◆ What to produce ◆
Which lines in the records below contain the word "болтовым"? Copy each of them.

[start]

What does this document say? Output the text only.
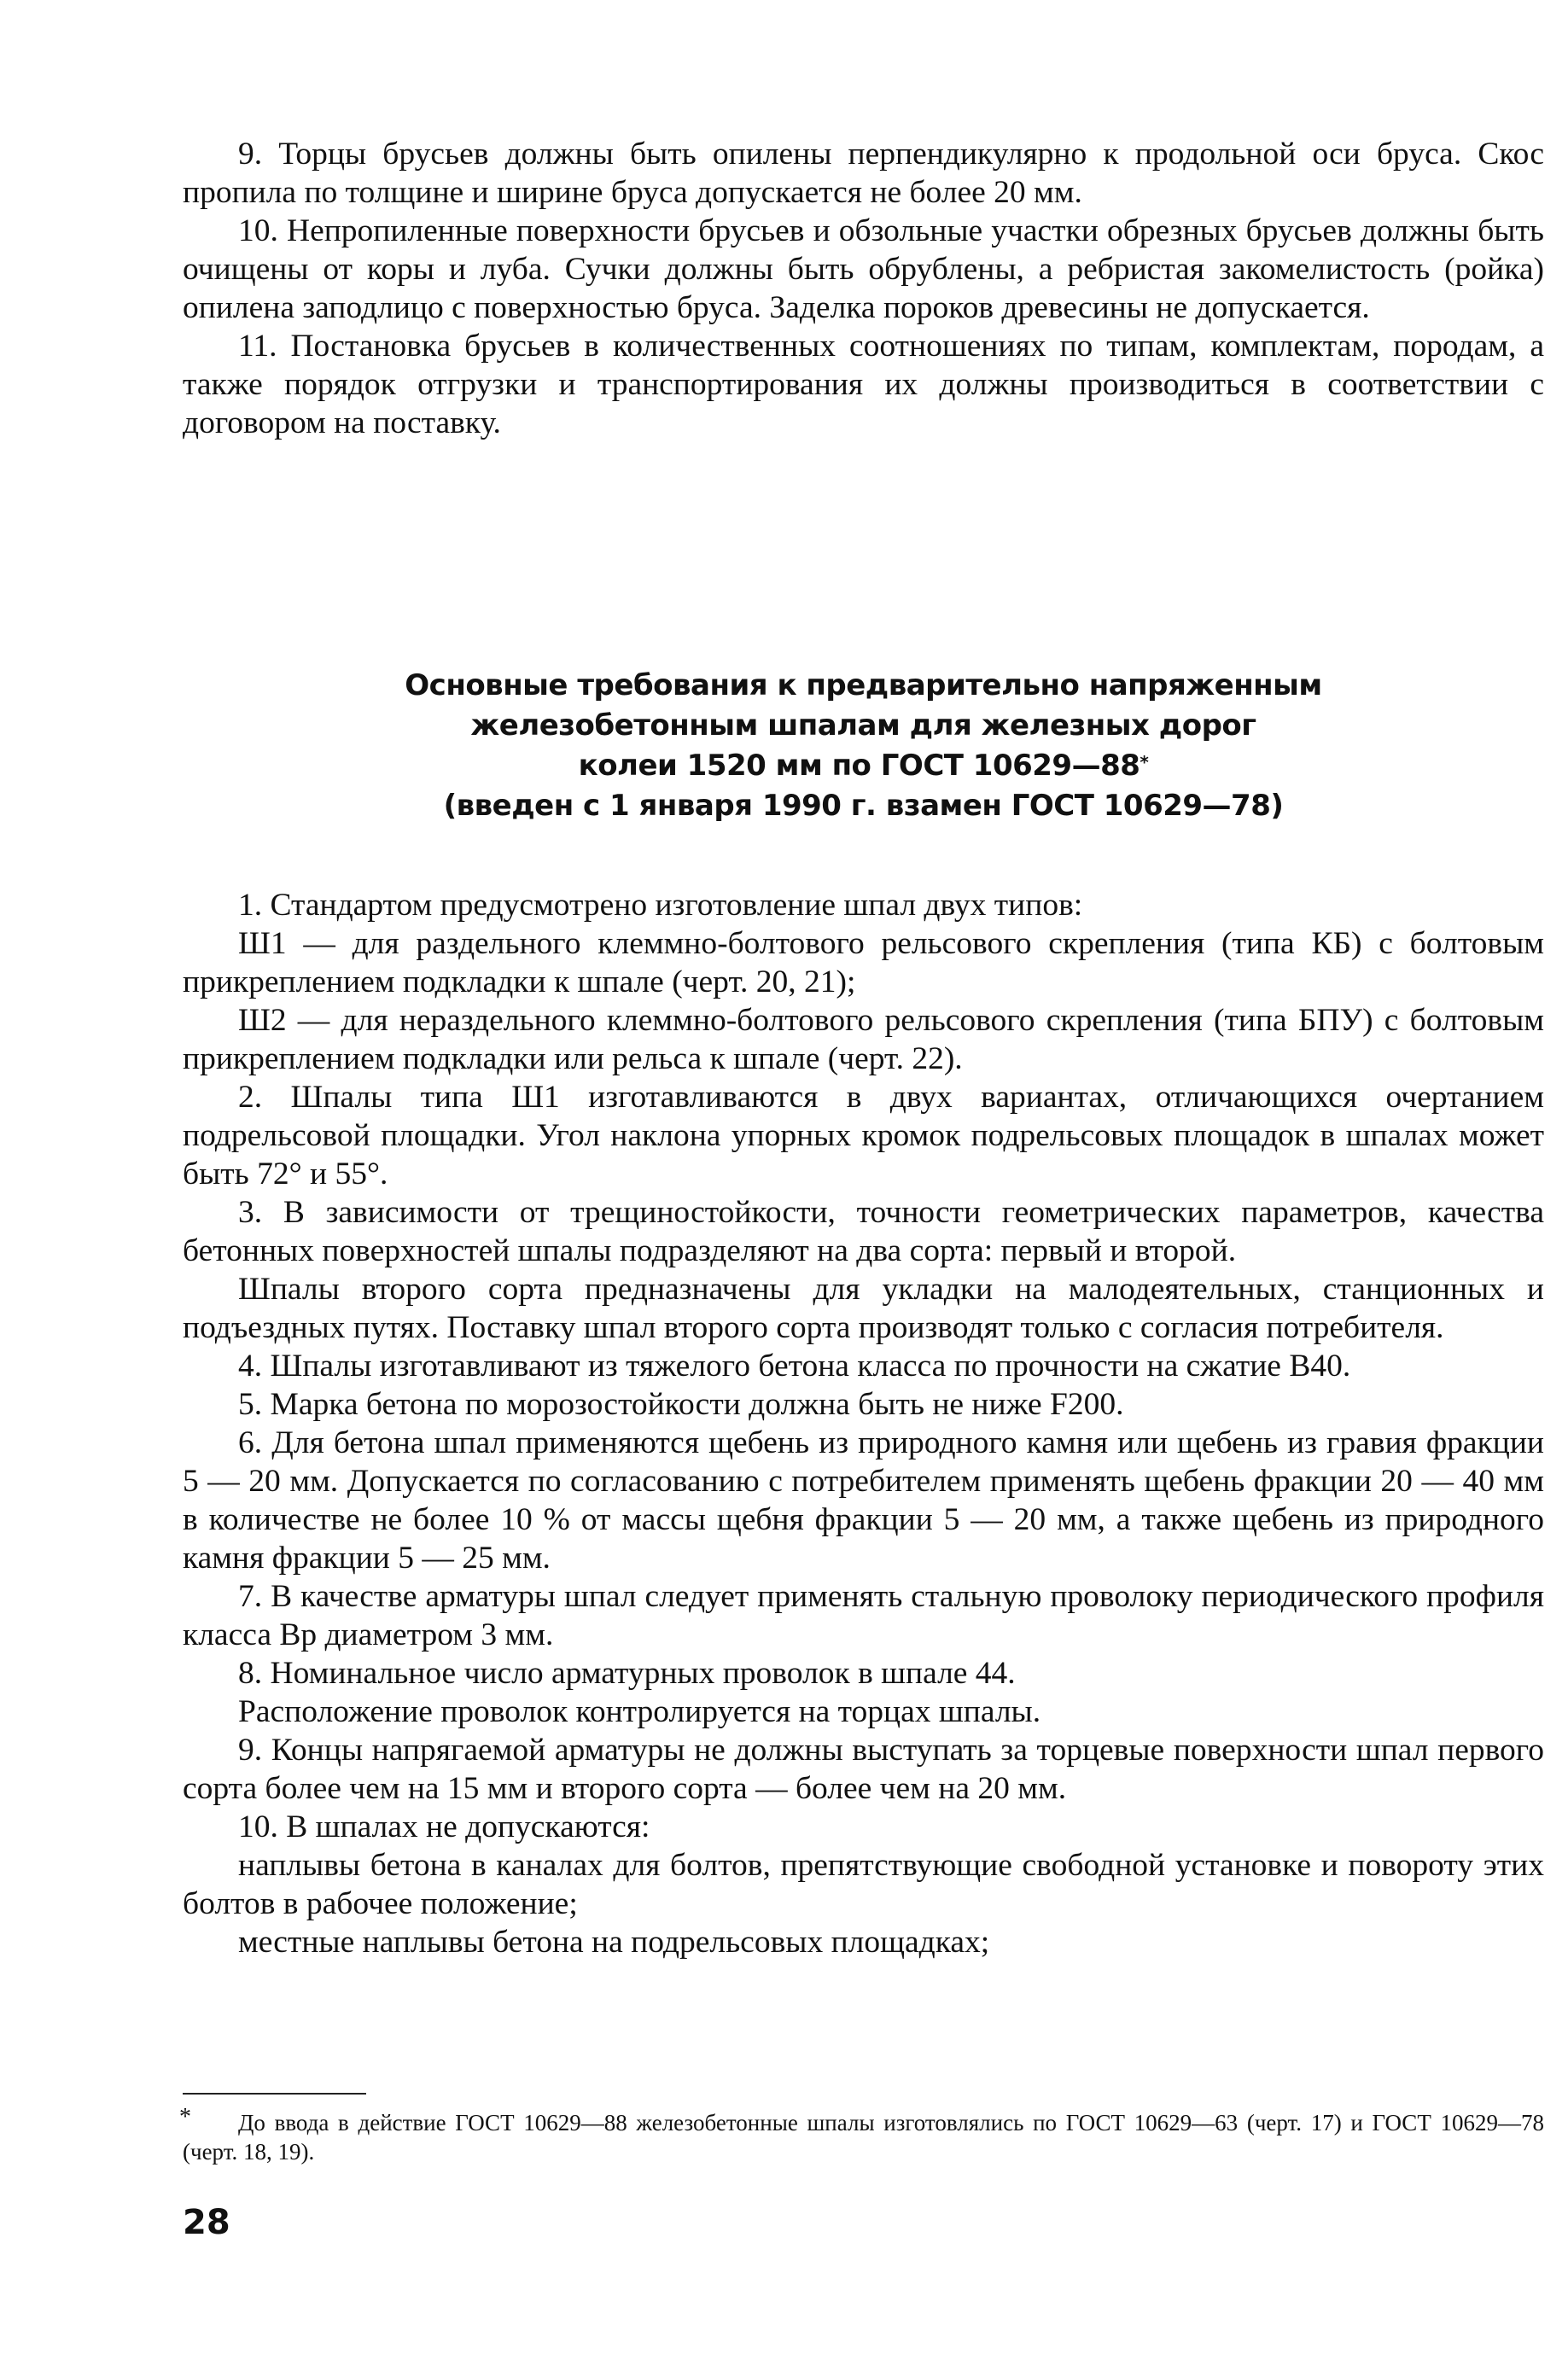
9. Торцы брусьев должны быть опилены перпендикулярно к продольной оси бруса. Скос пропила по толщине и ширине бруса допускается не более 20 мм.

10. Непропиленные поверхности брусьев и обзольные участки обрезных брусьев должны быть очищены от коры и луба. Сучки должны быть обрублены, а ребристая закомелистость (ройка) опилена заподлицо с поверхностью бруса. Заделка пороков древесины не допускается.

11. Постановка брусьев в количественных соотношениях по типам, комплектам, породам, а также порядок отгрузки и транспортирования их должны производиться в соответствии с договором на поставку.

Основные требования к предварительно напряженным
железобетонным шпалам для железных дорог
колеи 1520 мм по ГОСТ 10629—88*
(введен с 1 января 1990 г. взамен ГОСТ 10629—78)

1. Стандартом предусмотрено изготовление шпал двух типов:

Ш1 — для раздельного клеммно-болтового рельсового скрепления (типа КБ) с болтовым прикреплением подкладки к шпале (черт. 20, 21);

Ш2 — для нераздельного клеммно-болтового рельсового скрепления (типа БПУ) с болтовым прикреплением подкладки или рельса к шпале (черт. 22).

2. Шпалы типа Ш1 изготавливаются в двух вариантах, отличающихся очертанием подрельсовой площадки. Угол наклона упорных кромок подрельсовых площадок в шпалах может быть 72° и 55°.

3. В зависимости от трещиностойкости, точности геометрических параметров, качества бетонных поверхностей шпалы подразделяют на два сорта: первый и второй.

Шпалы второго сорта предназначены для укладки на малодеятельных, станционных и подъездных путях. Поставку шпал второго сорта производят только с согласия потребителя.

4. Шпалы изготавливают из тяжелого бетона класса по прочности на сжатие В40.

5. Марка бетона по морозостойкости должна быть не ниже F200.

6. Для бетона шпал применяются щебень из природного камня или щебень из гравия фракции 5 — 20 мм. Допускается по согласованию с потребителем применять щебень фракции 20 — 40 мм в количестве не более 10 % от массы щебня фракции 5 — 20 мм, а также щебень из природного камня фракции 5 — 25 мм.

7. В качестве арматуры шпал следует применять стальную проволоку периодического профиля класса Вр диаметром 3 мм.

8. Номинальное число арматурных проволок в шпале 44.

Расположение проволок контролируется на торцах шпалы.

9. Концы напрягаемой арматуры не должны выступать за торцевые поверхности шпал первого сорта более чем на 15 мм и второго сорта — более чем на 20 мм.

10. В шпалах не допускаются:

наплывы бетона в каналах для болтов, препятствующие свободной установке и повороту этих болтов в рабочее положение;

местные наплывы бетона на подрельсовых площадках;

*	До ввода в действие ГОСТ 10629—88 железобетонные шпалы изготовлялись по ГОСТ 10629—63 (черт. 17) и ГОСТ 10629—78 (черт. 18, 19).

28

[end]

◆ Answer ◆
Ш1 — для раздельного клеммно-болтового рельсового скрепления (типа КБ) с болтовым прикреплением подкладки к шпале (черт. 20, 21);
Ш2 — для нераздельного клеммно-болтового рельсового скрепления (типа БПУ) с болтовым прикреплением подкладки или рельса к шпале (черт. 22).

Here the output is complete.